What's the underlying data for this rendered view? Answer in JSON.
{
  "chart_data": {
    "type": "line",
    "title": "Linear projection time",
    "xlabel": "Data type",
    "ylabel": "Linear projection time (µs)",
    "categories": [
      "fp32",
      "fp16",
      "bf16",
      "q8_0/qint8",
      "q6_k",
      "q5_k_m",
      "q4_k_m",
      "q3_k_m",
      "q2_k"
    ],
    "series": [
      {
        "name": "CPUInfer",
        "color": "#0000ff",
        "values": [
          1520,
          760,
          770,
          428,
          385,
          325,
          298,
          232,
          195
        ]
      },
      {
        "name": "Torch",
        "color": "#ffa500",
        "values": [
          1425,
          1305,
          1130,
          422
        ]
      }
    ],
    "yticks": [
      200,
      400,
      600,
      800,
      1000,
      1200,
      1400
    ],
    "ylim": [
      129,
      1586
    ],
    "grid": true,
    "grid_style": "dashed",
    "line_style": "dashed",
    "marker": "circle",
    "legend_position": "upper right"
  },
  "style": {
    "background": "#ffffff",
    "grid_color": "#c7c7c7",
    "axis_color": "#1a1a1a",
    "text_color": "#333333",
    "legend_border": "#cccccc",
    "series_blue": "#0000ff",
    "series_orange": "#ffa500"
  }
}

------------------------------------------------------------

- _DO THIS_
Repeat the material above in full, keeping every word.

- _EXPECTED ANSWER_
What's the underlying data for this rendered view? Answer in JSON.
{
  "chart_data": {
    "type": "line",
    "title": "Linear projection time",
    "xlabel": "Data type",
    "ylabel": "Linear projection time (µs)",
    "categories": [
      "fp32",
      "fp16",
      "bf16",
      "q8_0/qint8",
      "q6_k",
      "q5_k_m",
      "q4_k_m",
      "q3_k_m",
      "q2_k"
    ],
    "series": [
      {
        "name": "CPUInfer",
        "color": "#0000ff",
        "values": [
          1520,
          760,
          770,
          428,
          385,
          325,
          298,
          232,
          195
        ]
      },
      {
        "name": "Torch",
        "color": "#ffa500",
        "values": [
          1425,
          1305,
          1130,
          422
        ]
      }
    ],
    "yticks": [
      200,
      400,
      600,
      800,
      1000,
      1200,
      1400
    ],
    "ylim": [
      129,
      1586
    ],
    "grid": true,
    "grid_style": "dashed",
    "line_style": "dashed",
    "marker": "circle",
    "legend_position": "upper right"
  },
  "style": {
    "background": "#ffffff",
    "grid_color": "#c7c7c7",
    "axis_color": "#1a1a1a",
    "text_color": "#333333",
    "legend_border": "#cccccc",
    "series_blue": "#0000ff",
    "series_orange": "#ffa500"
  }
}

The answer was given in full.